Saved entries:
--- --- ---

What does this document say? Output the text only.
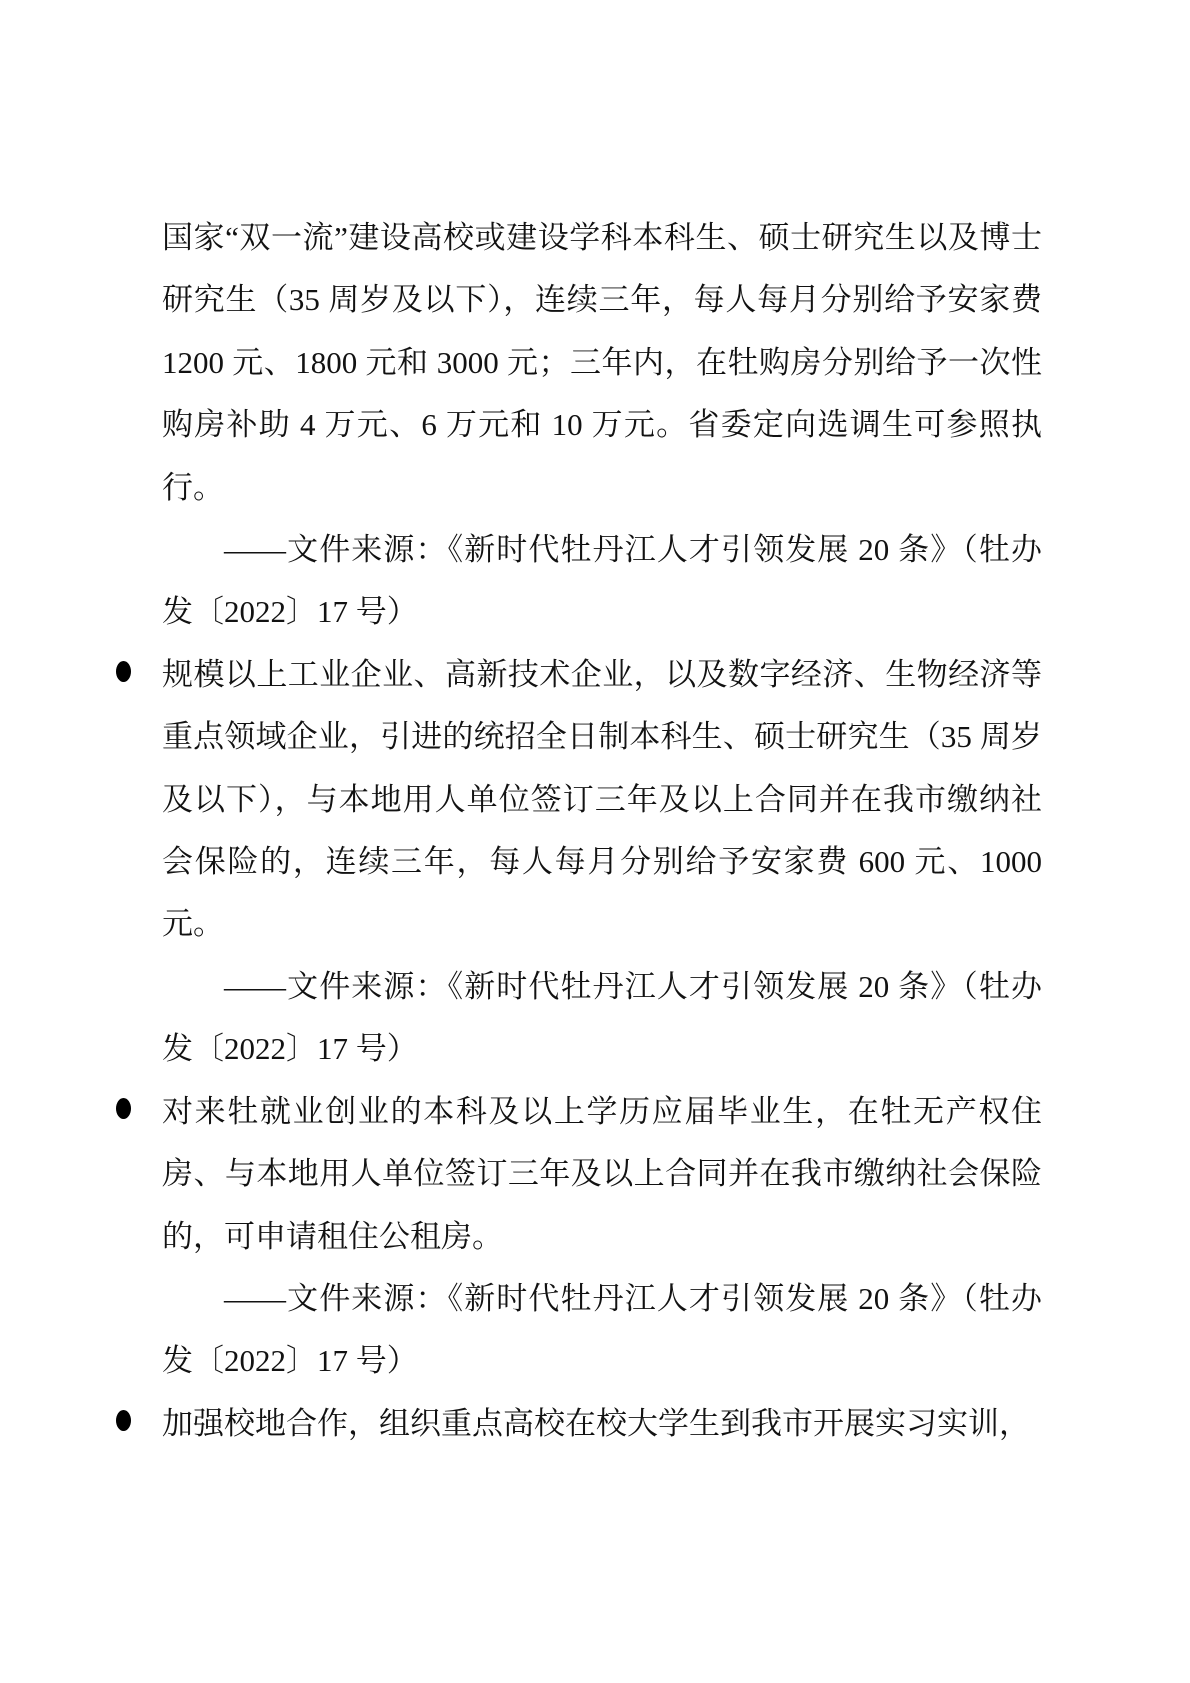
国家“双一流”建设高校或建设学科本科生、硕士研究生以及博士研究生（35 周岁及以下），连续三年，每人每月分别给予安家费 1200 元、1800 元和 3000 元；三年内，在牡购房分别给予一次性购房补助 4 万元、6 万元和 10 万元。省委定向选调生可参照执行。

——文件来源：《新时代牡丹江人才引领发展 20 条》（牡办发〔2022〕17 号）

规模以上工业企业、高新技术企业，以及数字经济、生物经济等重点领域企业，引进的统招全日制本科生、硕士研究生（35 周岁及以下），与本地用人单位签订三年及以上合同并在我市缴纳社会保险的，连续三年，每人每月分别给予安家费 600 元、1000 元。

——文件来源：《新时代牡丹江人才引领发展 20 条》（牡办发〔2022〕17 号）

对来牡就业创业的本科及以上学历应届毕业生，在牡无产权住房、与本地用人单位签订三年及以上合同并在我市缴纳社会保险的，可申请租住公租房。

——文件来源：《新时代牡丹江人才引领发展 20 条》（牡办发〔2022〕17 号）

加强校地合作，组织重点高校在校大学生到我市开展实习实训，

--- --- ---

What this task involves: Repeat the material verbatim. Do not carry over any picture.

Final result:
What does this document say? Output the text only.
国家“双一流”建设高校或建设学科本科生、硕士研究生以及博士研究生（35 周岁及以下），连续三年，每人每月分别给予安家费 1200 元、1800 元和 3000 元；三年内，在牡购房分别给予一次性购房补助 4 万元、6 万元和 10 万元。省委定向选调生可参照执行。

——文件来源：《新时代牡丹江人才引领发展 20 条》（牡办发〔2022〕17 号）

规模以上工业企业、高新技术企业，以及数字经济、生物经济等重点领域企业，引进的统招全日制本科生、硕士研究生（35 周岁及以下），与本地用人单位签订三年及以上合同并在我市缴纳社会保险的，连续三年，每人每月分别给予安家费 600 元、1000 元。

——文件来源：《新时代牡丹江人才引领发展 20 条》（牡办发〔2022〕17 号）

对来牡就业创业的本科及以上学历应届毕业生，在牡无产权住房、与本地用人单位签订三年及以上合同并在我市缴纳社会保险的，可申请租住公租房。

——文件来源：《新时代牡丹江人才引领发展 20 条》（牡办发〔2022〕17 号）

加强校地合作，组织重点高校在校大学生到我市开展实习实训，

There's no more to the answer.